Stored items from a collection:
#####

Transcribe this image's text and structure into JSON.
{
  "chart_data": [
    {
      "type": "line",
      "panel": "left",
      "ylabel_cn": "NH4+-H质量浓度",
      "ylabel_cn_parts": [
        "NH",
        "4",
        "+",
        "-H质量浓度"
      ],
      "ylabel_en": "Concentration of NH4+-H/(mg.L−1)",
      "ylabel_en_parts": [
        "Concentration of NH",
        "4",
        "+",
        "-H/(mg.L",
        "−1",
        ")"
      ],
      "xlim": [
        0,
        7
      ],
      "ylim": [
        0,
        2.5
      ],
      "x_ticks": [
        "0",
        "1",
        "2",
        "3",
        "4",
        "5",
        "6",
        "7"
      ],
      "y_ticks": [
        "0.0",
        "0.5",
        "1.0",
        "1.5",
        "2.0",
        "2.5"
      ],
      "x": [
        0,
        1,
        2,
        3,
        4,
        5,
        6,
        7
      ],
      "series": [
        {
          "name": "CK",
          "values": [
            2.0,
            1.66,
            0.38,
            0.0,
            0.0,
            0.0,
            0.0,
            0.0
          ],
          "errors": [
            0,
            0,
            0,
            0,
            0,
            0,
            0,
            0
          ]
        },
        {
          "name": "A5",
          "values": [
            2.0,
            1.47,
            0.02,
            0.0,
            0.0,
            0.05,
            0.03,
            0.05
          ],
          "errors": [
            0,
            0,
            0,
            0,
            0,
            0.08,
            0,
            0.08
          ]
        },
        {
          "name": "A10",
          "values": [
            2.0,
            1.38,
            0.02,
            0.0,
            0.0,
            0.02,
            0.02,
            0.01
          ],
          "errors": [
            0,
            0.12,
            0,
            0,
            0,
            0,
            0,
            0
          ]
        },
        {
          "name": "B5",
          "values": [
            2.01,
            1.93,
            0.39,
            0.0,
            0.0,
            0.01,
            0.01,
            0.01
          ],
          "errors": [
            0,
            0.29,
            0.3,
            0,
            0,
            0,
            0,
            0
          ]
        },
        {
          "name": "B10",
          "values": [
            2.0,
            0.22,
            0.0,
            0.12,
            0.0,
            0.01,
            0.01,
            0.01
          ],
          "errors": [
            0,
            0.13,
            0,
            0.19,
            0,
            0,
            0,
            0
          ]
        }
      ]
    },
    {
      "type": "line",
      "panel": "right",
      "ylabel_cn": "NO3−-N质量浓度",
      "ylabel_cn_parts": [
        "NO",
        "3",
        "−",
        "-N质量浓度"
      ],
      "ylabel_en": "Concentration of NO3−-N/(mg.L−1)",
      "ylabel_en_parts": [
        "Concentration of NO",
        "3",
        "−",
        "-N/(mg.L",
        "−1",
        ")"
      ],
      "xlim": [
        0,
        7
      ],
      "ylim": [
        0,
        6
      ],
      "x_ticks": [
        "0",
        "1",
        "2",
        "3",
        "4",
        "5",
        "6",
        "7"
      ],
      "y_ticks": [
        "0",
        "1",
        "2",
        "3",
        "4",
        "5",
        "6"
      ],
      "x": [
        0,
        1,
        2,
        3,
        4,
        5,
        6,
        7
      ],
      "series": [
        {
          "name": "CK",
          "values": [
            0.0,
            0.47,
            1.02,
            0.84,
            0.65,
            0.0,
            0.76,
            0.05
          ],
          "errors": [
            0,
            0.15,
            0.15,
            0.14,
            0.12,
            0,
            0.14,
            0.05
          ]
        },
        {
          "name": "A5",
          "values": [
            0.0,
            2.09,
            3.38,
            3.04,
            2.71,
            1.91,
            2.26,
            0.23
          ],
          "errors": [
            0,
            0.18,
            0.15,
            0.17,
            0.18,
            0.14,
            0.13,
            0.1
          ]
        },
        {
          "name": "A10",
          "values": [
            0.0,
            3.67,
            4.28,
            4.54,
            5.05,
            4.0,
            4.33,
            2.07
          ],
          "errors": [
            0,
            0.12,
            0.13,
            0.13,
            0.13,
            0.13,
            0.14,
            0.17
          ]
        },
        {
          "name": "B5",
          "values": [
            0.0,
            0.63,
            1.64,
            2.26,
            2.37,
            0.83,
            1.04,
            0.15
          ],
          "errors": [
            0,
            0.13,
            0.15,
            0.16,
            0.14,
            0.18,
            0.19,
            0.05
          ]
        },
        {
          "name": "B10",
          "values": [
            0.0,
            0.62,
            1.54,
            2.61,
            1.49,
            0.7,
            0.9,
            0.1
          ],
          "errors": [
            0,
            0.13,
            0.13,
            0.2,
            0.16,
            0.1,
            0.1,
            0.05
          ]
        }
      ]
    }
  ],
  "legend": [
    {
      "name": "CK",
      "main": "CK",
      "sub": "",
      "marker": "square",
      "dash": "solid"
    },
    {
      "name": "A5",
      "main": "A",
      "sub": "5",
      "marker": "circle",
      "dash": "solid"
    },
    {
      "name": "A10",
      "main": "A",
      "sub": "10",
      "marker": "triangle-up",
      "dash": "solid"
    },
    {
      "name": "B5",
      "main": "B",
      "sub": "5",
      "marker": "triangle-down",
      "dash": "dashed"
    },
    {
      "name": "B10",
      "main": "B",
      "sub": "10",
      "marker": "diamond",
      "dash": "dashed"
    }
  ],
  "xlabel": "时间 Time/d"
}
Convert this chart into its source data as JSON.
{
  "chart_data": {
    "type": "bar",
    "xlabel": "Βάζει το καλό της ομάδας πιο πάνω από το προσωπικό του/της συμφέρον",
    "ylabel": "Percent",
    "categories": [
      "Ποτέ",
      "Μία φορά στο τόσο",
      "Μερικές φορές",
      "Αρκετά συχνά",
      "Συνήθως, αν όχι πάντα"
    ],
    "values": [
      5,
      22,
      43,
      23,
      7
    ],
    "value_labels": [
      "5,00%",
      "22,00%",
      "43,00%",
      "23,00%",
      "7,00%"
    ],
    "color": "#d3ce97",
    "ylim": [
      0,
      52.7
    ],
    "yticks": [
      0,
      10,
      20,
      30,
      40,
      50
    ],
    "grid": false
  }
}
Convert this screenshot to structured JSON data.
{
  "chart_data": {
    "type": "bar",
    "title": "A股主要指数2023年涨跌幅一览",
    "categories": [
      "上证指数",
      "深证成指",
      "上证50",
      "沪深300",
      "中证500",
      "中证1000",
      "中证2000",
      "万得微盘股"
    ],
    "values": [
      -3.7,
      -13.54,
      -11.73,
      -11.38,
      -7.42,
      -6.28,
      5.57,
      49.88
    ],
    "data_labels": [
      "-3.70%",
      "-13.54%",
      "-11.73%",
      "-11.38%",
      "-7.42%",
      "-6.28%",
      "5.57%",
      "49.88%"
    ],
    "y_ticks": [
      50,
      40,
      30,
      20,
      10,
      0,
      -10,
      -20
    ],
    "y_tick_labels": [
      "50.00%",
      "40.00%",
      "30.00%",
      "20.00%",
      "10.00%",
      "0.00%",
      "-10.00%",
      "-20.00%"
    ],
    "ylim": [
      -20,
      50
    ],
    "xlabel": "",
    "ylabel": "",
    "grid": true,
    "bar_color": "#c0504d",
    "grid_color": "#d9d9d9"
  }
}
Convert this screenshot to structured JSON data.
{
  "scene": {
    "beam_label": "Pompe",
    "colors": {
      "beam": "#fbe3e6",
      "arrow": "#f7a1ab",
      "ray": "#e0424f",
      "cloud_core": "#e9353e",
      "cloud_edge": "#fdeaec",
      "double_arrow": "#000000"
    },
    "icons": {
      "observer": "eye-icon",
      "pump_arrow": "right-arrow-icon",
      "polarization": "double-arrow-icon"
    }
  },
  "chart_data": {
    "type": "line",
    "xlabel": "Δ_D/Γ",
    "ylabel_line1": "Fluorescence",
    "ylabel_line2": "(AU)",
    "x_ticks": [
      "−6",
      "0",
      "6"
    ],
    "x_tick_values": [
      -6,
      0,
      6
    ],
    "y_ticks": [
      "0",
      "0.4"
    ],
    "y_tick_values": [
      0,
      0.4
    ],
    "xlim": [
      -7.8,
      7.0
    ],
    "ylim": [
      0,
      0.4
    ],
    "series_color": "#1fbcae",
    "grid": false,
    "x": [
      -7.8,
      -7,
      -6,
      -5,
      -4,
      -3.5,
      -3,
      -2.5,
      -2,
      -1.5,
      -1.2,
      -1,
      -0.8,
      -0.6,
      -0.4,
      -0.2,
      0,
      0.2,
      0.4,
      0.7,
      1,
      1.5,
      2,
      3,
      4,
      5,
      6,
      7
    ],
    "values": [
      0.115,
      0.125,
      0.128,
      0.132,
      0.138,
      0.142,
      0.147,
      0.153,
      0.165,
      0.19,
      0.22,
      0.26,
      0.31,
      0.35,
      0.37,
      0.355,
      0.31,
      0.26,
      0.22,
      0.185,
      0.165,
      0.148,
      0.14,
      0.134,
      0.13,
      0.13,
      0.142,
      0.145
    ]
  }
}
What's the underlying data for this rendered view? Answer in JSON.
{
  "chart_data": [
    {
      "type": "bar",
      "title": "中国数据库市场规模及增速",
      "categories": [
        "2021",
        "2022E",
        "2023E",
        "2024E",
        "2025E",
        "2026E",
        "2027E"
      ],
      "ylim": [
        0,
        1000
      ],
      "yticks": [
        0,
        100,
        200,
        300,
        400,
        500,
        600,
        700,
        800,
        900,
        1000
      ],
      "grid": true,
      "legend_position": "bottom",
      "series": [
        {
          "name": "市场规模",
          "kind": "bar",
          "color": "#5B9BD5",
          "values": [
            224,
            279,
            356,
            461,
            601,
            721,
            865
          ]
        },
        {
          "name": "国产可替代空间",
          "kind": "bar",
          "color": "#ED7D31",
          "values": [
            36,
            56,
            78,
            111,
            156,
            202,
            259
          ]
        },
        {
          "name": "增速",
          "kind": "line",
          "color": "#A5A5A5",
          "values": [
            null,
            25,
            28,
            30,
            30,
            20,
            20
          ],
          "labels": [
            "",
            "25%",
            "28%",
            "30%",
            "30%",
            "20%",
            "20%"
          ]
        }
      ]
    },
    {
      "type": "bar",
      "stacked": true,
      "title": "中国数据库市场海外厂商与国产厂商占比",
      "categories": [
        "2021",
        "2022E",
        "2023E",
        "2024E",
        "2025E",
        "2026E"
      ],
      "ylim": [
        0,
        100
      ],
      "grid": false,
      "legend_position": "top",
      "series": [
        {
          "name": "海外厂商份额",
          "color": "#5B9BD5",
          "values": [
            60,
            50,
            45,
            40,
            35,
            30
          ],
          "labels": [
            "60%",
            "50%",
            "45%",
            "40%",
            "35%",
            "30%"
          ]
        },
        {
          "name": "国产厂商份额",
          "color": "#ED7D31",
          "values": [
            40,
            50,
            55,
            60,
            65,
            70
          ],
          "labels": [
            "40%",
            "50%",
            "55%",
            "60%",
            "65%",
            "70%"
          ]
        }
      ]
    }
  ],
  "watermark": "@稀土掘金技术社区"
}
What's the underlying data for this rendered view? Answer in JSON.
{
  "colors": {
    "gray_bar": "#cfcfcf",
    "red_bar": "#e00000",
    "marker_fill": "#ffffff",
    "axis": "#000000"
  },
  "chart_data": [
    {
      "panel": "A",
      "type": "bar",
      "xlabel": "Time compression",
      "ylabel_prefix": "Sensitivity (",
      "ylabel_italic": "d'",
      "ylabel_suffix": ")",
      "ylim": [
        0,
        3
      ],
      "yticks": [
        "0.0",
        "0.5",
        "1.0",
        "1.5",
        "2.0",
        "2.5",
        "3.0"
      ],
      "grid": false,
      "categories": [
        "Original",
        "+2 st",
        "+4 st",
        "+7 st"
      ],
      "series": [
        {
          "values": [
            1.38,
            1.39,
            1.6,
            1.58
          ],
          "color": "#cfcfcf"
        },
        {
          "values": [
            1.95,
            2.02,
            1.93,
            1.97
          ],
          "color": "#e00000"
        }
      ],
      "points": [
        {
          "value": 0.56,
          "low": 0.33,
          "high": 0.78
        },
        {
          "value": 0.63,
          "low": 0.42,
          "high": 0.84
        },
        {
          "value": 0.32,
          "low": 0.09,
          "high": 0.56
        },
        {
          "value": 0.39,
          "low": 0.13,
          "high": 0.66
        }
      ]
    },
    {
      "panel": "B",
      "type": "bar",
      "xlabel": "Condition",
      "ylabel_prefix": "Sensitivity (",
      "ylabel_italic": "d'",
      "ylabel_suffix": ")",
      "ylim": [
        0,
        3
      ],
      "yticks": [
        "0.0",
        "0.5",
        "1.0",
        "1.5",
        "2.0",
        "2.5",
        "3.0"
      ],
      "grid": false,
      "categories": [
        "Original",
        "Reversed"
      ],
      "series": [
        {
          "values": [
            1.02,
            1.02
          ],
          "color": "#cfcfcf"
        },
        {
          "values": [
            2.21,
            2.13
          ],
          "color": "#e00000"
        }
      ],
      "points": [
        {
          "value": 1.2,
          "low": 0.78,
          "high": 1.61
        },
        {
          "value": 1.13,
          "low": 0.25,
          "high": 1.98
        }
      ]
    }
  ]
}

#####

**Short task:** Pull out all lines containing "into".

**Complete answer:**
Transcribe this image's text and structure into JSON.
Convert this chart into its source data as JSON.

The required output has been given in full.